Extracted data entries
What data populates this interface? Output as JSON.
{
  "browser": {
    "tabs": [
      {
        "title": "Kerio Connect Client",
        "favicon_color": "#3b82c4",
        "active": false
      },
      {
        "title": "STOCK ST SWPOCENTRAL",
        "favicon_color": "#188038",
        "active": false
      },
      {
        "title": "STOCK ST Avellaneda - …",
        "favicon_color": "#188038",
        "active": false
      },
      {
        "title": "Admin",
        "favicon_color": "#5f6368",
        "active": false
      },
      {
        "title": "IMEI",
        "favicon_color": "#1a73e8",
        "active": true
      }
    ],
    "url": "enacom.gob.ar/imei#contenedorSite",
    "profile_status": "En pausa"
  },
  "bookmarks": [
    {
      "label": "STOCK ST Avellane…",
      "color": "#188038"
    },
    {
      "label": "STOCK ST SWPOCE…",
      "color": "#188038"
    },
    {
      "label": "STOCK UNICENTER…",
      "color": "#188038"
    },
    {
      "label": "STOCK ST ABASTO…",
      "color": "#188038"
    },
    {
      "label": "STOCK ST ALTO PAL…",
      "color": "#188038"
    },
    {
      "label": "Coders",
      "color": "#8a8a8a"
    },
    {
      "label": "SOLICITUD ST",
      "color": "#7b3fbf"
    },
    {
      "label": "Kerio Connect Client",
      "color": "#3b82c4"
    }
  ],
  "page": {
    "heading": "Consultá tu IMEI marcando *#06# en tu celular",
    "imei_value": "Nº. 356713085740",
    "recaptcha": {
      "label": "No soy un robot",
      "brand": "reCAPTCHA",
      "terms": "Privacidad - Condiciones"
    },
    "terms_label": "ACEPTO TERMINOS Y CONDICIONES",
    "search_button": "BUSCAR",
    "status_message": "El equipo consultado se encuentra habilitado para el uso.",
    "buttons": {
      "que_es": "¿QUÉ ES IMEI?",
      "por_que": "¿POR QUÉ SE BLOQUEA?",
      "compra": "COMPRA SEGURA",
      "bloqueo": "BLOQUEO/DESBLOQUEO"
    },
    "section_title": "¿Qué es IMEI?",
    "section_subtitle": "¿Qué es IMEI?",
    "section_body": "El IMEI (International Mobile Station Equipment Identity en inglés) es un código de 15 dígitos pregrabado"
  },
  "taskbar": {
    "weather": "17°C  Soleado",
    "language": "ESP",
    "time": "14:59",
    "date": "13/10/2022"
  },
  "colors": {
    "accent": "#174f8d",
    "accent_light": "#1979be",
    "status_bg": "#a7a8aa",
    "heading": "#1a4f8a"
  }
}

WORK REQUIRED. Retype the records that precede this task, keeping them exactly the same.

THE OUTPUT.
What data populates this interface? Output as JSON.
{
  "browser": {
    "tabs": [
      {
        "title": "Kerio Connect Client",
        "favicon_color": "#3b82c4",
        "active": false
      },
      {
        "title": "STOCK ST SWPOCENTRAL",
        "favicon_color": "#188038",
        "active": false
      },
      {
        "title": "STOCK ST Avellaneda - …",
        "favicon_color": "#188038",
        "active": false
      },
      {
        "title": "Admin",
        "favicon_color": "#5f6368",
        "active": false
      },
      {
        "title": "IMEI",
        "favicon_color": "#1a73e8",
        "active": true
      }
    ],
    "url": "enacom.gob.ar/imei#contenedorSite",
    "profile_status": "En pausa"
  },
  "bookmarks": [
    {
      "label": "STOCK ST Avellane…",
      "color": "#188038"
    },
    {
      "label": "STOCK ST SWPOCE…",
      "color": "#188038"
    },
    {
      "label": "STOCK UNICENTER…",
      "color": "#188038"
    },
    {
      "label": "STOCK ST ABASTO…",
      "color": "#188038"
    },
    {
      "label": "STOCK ST ALTO PAL…",
      "color": "#188038"
    },
    {
      "label": "Coders",
      "color": "#8a8a8a"
    },
    {
      "label": "SOLICITUD ST",
      "color": "#7b3fbf"
    },
    {
      "label": "Kerio Connect Client",
      "color": "#3b82c4"
    }
  ],
  "page": {
    "heading": "Consultá tu IMEI marcando *#06# en tu celular",
    "imei_value": "Nº. 356713085740",
    "recaptcha": {
      "label": "No soy un robot",
      "brand": "reCAPTCHA",
      "terms": "Privacidad - Condiciones"
    },
    "terms_label": "ACEPTO TERMINOS Y CONDICIONES",
    "search_button": "BUSCAR",
    "status_message": "El equipo consultado se encuentra habilitado para el uso.",
    "buttons": {
      "que_es": "¿QUÉ ES IMEI?",
      "por_que": "¿POR QUÉ SE BLOQUEA?",
      "compra": "COMPRA SEGURA",
      "bloqueo": "BLOQUEO/DESBLOQUEO"
    },
    "section_title": "¿Qué es IMEI?",
    "section_subtitle": "¿Qué es IMEI?",
    "section_body": "El IMEI (International Mobile Station Equipment Identity en inglés) es un código de 15 dígitos pregrabado"
  },
  "taskbar": {
    "weather": "17°C  Soleado",
    "language": "ESP",
    "time": "14:59",
    "date": "13/10/2022"
  },
  "colors": {
    "accent": "#174f8d",
    "accent_light": "#1979be",
    "status_bg": "#a7a8aa",
    "heading": "#1a4f8a"
  }
}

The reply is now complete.